Problem details
Please count the lines of the listing that contain the string "duree", and reply with that number only.

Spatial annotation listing
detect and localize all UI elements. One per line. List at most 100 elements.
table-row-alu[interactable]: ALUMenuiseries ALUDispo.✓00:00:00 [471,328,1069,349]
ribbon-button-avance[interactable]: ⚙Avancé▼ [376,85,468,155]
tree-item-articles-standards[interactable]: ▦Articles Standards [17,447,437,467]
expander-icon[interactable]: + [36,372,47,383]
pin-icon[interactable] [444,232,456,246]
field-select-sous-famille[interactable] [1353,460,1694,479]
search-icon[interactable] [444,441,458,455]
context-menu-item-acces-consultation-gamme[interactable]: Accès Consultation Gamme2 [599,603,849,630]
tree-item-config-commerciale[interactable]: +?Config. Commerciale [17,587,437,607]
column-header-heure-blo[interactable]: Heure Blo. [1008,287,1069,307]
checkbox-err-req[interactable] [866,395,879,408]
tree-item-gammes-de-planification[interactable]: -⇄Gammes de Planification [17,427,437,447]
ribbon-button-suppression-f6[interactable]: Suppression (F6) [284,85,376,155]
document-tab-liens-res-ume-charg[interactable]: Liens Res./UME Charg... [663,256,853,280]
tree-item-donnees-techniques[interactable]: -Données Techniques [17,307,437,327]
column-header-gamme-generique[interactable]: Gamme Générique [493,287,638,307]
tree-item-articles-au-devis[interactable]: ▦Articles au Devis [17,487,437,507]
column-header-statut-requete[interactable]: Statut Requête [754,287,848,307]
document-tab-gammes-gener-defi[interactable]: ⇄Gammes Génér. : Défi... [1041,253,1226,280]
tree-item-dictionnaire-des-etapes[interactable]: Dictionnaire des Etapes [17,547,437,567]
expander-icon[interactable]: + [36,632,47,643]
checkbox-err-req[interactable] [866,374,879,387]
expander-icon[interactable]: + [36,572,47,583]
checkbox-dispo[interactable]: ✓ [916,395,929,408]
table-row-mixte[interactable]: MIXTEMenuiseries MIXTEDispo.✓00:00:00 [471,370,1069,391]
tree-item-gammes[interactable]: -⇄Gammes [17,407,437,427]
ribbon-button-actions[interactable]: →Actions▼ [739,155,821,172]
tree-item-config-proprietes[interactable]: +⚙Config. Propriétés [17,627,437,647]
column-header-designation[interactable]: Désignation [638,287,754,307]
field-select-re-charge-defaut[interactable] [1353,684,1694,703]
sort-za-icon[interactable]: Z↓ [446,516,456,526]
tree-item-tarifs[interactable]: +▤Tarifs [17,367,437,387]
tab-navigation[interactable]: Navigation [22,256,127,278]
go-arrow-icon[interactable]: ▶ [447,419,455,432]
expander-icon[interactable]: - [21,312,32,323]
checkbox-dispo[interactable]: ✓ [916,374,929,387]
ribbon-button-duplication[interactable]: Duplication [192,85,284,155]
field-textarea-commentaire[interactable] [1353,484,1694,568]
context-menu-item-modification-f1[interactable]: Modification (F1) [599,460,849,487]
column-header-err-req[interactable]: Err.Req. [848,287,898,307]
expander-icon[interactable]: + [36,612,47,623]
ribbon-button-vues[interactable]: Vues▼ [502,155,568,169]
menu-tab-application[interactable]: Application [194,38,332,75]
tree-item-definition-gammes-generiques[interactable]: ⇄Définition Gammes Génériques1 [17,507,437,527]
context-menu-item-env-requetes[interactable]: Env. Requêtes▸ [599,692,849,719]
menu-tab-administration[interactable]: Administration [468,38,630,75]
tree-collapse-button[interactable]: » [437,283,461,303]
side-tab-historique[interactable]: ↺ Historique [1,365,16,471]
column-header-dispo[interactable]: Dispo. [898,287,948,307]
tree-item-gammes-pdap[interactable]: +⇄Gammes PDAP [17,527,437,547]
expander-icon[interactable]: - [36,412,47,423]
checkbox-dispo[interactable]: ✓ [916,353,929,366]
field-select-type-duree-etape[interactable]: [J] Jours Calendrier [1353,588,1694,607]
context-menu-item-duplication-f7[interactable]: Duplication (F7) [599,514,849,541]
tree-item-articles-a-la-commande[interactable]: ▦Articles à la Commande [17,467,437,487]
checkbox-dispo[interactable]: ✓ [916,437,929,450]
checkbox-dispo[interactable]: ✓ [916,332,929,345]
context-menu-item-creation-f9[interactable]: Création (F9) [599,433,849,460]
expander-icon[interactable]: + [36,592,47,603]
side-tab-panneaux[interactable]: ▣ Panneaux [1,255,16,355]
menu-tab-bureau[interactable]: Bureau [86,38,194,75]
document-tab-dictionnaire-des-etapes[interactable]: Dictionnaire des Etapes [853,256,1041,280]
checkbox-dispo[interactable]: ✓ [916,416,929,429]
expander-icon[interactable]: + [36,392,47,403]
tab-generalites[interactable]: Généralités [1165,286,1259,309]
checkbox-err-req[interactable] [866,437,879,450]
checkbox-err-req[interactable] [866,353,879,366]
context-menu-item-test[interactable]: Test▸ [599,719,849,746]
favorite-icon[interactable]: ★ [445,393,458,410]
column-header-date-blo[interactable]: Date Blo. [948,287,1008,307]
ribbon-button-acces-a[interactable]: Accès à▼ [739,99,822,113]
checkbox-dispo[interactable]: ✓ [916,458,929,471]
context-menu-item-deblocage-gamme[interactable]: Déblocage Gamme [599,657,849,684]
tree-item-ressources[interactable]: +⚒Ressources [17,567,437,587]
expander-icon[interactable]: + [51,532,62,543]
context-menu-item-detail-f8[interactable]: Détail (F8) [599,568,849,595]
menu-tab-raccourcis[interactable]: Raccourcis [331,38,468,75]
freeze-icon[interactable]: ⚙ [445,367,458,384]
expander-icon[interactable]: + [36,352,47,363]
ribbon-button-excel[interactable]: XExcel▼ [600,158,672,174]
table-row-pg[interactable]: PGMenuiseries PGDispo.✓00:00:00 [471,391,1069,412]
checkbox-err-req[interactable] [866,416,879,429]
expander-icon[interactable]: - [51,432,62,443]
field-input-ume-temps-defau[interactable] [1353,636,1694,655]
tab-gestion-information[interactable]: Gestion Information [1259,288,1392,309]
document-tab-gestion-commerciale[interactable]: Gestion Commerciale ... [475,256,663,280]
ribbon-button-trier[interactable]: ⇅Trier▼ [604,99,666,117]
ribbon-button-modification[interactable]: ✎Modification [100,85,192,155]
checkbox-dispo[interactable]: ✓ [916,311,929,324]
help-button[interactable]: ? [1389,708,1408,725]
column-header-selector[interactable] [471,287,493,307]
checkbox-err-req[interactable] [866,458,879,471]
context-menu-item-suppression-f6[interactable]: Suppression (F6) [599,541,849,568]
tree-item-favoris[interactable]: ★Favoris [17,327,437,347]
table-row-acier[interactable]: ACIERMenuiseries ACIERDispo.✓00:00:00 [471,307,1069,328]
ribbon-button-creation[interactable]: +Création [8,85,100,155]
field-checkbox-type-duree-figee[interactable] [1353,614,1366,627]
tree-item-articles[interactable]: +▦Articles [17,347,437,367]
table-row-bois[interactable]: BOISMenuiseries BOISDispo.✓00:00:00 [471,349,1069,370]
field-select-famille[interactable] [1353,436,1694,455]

Worked answer
2